Print out each entry below exactly, please.

## begin RECORD EXCERPTS

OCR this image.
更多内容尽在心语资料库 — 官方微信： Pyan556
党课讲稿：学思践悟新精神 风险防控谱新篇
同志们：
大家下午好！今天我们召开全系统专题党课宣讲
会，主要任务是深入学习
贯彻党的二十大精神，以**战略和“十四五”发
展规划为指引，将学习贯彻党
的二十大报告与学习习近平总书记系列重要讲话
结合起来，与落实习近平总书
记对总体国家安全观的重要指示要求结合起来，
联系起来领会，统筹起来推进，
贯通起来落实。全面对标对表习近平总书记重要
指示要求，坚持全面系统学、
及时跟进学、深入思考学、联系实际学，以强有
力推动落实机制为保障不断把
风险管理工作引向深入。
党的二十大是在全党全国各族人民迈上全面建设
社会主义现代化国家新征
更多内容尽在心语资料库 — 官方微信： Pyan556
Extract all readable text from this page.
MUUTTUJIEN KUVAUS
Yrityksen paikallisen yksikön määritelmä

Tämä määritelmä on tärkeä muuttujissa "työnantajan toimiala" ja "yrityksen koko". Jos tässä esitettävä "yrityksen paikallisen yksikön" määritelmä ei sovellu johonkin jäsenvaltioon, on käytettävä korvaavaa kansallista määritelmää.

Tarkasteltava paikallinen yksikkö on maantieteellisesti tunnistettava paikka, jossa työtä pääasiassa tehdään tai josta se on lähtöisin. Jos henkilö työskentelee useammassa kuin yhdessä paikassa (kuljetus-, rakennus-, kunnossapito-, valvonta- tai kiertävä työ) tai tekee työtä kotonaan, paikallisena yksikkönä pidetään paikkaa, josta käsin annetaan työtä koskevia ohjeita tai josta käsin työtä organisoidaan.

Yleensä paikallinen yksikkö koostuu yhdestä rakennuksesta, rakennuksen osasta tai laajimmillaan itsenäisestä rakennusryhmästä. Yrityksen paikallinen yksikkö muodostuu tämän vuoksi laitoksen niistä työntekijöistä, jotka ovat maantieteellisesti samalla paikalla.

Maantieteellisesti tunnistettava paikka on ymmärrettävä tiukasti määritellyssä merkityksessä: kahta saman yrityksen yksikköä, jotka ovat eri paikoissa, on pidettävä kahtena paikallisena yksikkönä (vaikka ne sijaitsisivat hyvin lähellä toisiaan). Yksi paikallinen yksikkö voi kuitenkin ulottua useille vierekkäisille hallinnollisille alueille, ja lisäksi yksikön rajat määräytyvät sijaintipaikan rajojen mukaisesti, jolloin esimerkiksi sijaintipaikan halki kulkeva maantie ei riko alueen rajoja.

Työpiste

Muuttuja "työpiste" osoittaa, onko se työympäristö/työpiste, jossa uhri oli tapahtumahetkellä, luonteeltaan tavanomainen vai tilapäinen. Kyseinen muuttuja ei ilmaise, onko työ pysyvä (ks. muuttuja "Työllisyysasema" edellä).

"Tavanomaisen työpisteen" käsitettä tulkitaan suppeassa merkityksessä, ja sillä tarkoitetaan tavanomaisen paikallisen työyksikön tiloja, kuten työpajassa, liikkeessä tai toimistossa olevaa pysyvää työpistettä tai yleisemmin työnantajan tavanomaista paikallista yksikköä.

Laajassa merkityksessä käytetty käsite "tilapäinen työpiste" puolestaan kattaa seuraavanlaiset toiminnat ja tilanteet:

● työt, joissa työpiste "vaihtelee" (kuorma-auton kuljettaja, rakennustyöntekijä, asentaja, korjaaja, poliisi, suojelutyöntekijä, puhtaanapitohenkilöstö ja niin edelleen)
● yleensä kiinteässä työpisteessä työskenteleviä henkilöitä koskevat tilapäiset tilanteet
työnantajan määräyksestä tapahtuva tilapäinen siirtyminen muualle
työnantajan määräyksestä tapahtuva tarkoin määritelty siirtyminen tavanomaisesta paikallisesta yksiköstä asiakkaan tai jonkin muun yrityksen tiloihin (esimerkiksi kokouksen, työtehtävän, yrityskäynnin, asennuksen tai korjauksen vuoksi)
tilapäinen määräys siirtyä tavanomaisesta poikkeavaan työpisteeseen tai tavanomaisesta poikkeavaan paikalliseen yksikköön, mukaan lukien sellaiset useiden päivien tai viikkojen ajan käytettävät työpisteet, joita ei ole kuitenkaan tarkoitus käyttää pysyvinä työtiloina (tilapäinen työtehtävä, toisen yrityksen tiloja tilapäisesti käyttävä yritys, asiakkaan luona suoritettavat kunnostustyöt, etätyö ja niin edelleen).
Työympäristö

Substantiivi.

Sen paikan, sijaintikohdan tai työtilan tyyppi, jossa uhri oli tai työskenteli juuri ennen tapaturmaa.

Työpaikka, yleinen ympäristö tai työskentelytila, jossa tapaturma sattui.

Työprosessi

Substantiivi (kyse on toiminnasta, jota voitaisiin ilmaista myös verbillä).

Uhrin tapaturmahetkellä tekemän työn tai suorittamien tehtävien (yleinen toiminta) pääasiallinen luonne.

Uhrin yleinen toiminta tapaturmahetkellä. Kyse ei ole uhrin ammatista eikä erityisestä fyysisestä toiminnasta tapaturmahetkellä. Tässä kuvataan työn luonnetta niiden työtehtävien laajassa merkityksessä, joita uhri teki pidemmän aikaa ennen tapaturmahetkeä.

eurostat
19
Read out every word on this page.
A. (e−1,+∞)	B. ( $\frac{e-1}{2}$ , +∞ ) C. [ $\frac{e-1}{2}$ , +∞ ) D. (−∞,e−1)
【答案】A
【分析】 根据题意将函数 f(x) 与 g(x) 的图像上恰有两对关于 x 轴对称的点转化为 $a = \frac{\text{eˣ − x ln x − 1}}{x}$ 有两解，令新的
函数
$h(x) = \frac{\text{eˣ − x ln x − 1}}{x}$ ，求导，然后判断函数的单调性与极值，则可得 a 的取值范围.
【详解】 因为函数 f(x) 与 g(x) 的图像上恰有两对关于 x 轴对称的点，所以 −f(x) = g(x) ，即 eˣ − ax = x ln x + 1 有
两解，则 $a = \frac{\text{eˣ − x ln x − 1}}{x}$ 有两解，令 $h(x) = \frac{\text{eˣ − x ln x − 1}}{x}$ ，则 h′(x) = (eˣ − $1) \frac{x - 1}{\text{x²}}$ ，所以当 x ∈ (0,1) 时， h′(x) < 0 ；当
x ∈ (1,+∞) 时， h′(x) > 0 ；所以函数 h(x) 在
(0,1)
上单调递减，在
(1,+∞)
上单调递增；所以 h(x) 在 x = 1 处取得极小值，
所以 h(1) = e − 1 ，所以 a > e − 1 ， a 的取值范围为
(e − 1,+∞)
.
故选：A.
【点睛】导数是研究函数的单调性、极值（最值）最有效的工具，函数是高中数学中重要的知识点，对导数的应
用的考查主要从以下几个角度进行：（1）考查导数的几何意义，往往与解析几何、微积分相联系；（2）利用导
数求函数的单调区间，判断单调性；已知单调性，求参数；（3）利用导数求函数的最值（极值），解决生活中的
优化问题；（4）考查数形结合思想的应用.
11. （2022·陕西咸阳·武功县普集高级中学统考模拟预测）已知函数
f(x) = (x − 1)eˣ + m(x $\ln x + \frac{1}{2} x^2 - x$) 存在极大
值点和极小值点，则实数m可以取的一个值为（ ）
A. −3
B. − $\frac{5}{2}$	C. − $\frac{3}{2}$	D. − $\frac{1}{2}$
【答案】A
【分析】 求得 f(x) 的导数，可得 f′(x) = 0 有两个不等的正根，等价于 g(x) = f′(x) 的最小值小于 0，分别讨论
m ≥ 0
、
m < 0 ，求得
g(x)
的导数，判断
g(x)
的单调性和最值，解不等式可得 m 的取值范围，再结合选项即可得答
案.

## end RECORD EXCERPTS

(SOLUTION TO THIS EXERCISE)
OCR this image.
更多内容尽在心语资料库 — 官方微信： Pyan556
党课讲稿：学思践悟新精神 风险防控谱新篇
同志们：
大家下午好！今天我们召开全系统专题党课宣讲
会，主要任务是深入学习
贯彻党的二十大精神，以**战略和“十四五”发
展规划为指引，将学习贯彻党
的二十大报告与学习习近平总书记系列重要讲话
结合起来，与落实习近平总书
记对总体国家安全观的重要指示要求结合起来，
联系起来领会，统筹起来推进，
贯通起来落实。全面对标对表习近平总书记重要
指示要求，坚持全面系统学、
及时跟进学、深入思考学、联系实际学，以强有
力推动落实机制为保障不断把
风险管理工作引向深入。
党的二十大是在全党全国各族人民迈上全面建设
社会主义现代化国家新征
更多内容尽在心语资料库 — 官方微信： Pyan556
Extract all readable text from this page.
MUUTTUJIEN KUVAUS
Yrityksen paikallisen yksikön määritelmä

Tämä määritelmä on tärkeä muuttujissa "työnantajan toimiala" ja "yrityksen koko". Jos tässä esitettävä "yrityksen paikallisen yksikön" määritelmä ei sovellu johonkin jäsenvaltioon, on käytettävä korvaavaa kansallista määritelmää.

Tarkasteltava paikallinen yksikkö on maantieteellisesti tunnistettava paikka, jossa työtä pääasiassa tehdään tai josta se on lähtöisin. Jos henkilö työskentelee useammassa kuin yhdessä paikassa (kuljetus-, rakennus-, kunnossapito-, valvonta- tai kiertävä työ) tai tekee työtä kotonaan, paikallisena yksikkönä pidetään paikkaa, josta käsin annetaan työtä koskevia ohjeita tai josta käsin työtä organisoidaan.

Yleensä paikallinen yksikkö koostuu yhdestä rakennuksesta, rakennuksen osasta tai laajimmillaan itsenäisestä rakennusryhmästä. Yrityksen paikallinen yksikkö muodostuu tämän vuoksi laitoksen niistä työntekijöistä, jotka ovat maantieteellisesti samalla paikalla.

Maantieteellisesti tunnistettava paikka on ymmärrettävä tiukasti määritellyssä merkityksessä: kahta saman yrityksen yksikköä, jotka ovat eri paikoissa, on pidettävä kahtena paikallisena yksikkönä (vaikka ne sijaitsisivat hyvin lähellä toisiaan). Yksi paikallinen yksikkö voi kuitenkin ulottua useille vierekkäisille hallinnollisille alueille, ja lisäksi yksikön rajat määräytyvät sijaintipaikan rajojen mukaisesti, jolloin esimerkiksi sijaintipaikan halki kulkeva maantie ei riko alueen rajoja.

Työpiste

Muuttuja "työpiste" osoittaa, onko se työympäristö/työpiste, jossa uhri oli tapahtumahetkellä, luonteeltaan tavanomainen vai tilapäinen. Kyseinen muuttuja ei ilmaise, onko työ pysyvä (ks. muuttuja "Työllisyysasema" edellä).

"Tavanomaisen työpisteen" käsitettä tulkitaan suppeassa merkityksessä, ja sillä tarkoitetaan tavanomaisen paikallisen työyksikön tiloja, kuten työpajassa, liikkeessä tai toimistossa olevaa pysyvää työpistettä tai yleisemmin työnantajan tavanomaista paikallista yksikköä.

Laajassa merkityksessä käytetty käsite "tilapäinen työpiste" puolestaan kattaa seuraavanlaiset toiminnat ja tilanteet:

● työt, joissa työpiste "vaihtelee" (kuorma-auton kuljettaja, rakennustyöntekijä, asentaja, korjaaja, poliisi, suojelutyöntekijä, puhtaanapitohenkilöstö ja niin edelleen)
● yleensä kiinteässä työpisteessä työskenteleviä henkilöitä koskevat tilapäiset tilanteet
työnantajan määräyksestä tapahtuva tilapäinen siirtyminen muualle
työnantajan määräyksestä tapahtuva tarkoin määritelty siirtyminen tavanomaisesta paikallisesta yksiköstä asiakkaan tai jonkin muun yrityksen tiloihin (esimerkiksi kokouksen, työtehtävän, yrityskäynnin, asennuksen tai korjauksen vuoksi)
tilapäinen määräys siirtyä tavanomaisesta poikkeavaan työpisteeseen tai tavanomaisesta poikkeavaan paikalliseen yksikköön, mukaan lukien sellaiset useiden päivien tai viikkojen ajan käytettävät työpisteet, joita ei ole kuitenkaan tarkoitus käyttää pysyvinä työtiloina (tilapäinen työtehtävä, toisen yrityksen tiloja tilapäisesti käyttävä yritys, asiakkaan luona suoritettavat kunnostustyöt, etätyö ja niin edelleen).
Työympäristö

Substantiivi.

Sen paikan, sijaintikohdan tai työtilan tyyppi, jossa uhri oli tai työskenteli juuri ennen tapaturmaa.

Työpaikka, yleinen ympäristö tai työskentelytila, jossa tapaturma sattui.

Työprosessi

Substantiivi (kyse on toiminnasta, jota voitaisiin ilmaista myös verbillä).

Uhrin tapaturmahetkellä tekemän työn tai suorittamien tehtävien (yleinen toiminta) pääasiallinen luonne.

Uhrin yleinen toiminta tapaturmahetkellä. Kyse ei ole uhrin ammatista eikä erityisestä fyysisestä toiminnasta tapaturmahetkellä. Tässä kuvataan työn luonnetta niiden työtehtävien laajassa merkityksessä, joita uhri teki pidemmän aikaa ennen tapaturmahetkeä.

eurostat
19
Read out every word on this page.
A. (e−1,+∞)	B. ( $\frac{e-1}{2}$ , +∞ ) C. [ $\frac{e-1}{2}$ , +∞ ) D. (−∞,e−1)
【答案】A
【分析】 根据题意将函数 f(x) 与 g(x) 的图像上恰有两对关于 x 轴对称的点转化为 $a = \frac{\text{eˣ − x ln x − 1}}{x}$ 有两解，令新的
函数
$h(x) = \frac{\text{eˣ − x ln x − 1}}{x}$ ，求导，然后判断函数的单调性与极值，则可得 a 的取值范围.
【详解】 因为函数 f(x) 与 g(x) 的图像上恰有两对关于 x 轴对称的点，所以 −f(x) = g(x) ，即 eˣ − ax = x ln x + 1 有
两解，则 $a = \frac{\text{eˣ − x ln x − 1}}{x}$ 有两解，令 $h(x) = \frac{\text{eˣ − x ln x − 1}}{x}$ ，则 h′(x) = (eˣ − $1) \frac{x - 1}{\text{x²}}$ ，所以当 x ∈ (0,1) 时， h′(x) < 0 ；当
x ∈ (1,+∞) 时， h′(x) > 0 ；所以函数 h(x) 在
(0,1)
上单调递减，在
(1,+∞)
上单调递增；所以 h(x) 在 x = 1 处取得极小值，
所以 h(1) = e − 1 ，所以 a > e − 1 ， a 的取值范围为
(e − 1,+∞)
.
故选：A.
【点睛】导数是研究函数的单调性、极值（最值）最有效的工具，函数是高中数学中重要的知识点，对导数的应
用的考查主要从以下几个角度进行：（1）考查导数的几何意义，往往与解析几何、微积分相联系；（2）利用导
数求函数的单调区间，判断单调性；已知单调性，求参数；（3）利用导数求函数的最值（极值），解决生活中的
优化问题；（4）考查数形结合思想的应用.
11. （2022·陕西咸阳·武功县普集高级中学统考模拟预测）已知函数
f(x) = (x − 1)eˣ + m(x $\ln x + \frac{1}{2} x^2 - x$) 存在极大
值点和极小值点，则实数m可以取的一个值为（ ）
A. −3
B. − $\frac{5}{2}$	C. − $\frac{3}{2}$	D. − $\frac{1}{2}$
【答案】A
【分析】 求得 f(x) 的导数，可得 f′(x) = 0 有两个不等的正根，等价于 g(x) = f′(x) 的最小值小于 0，分别讨论
m ≥ 0
、
m < 0 ，求得
g(x)
的导数，判断
g(x)
的单调性和最值，解不等式可得 m 的取值范围，再结合选项即可得答
案.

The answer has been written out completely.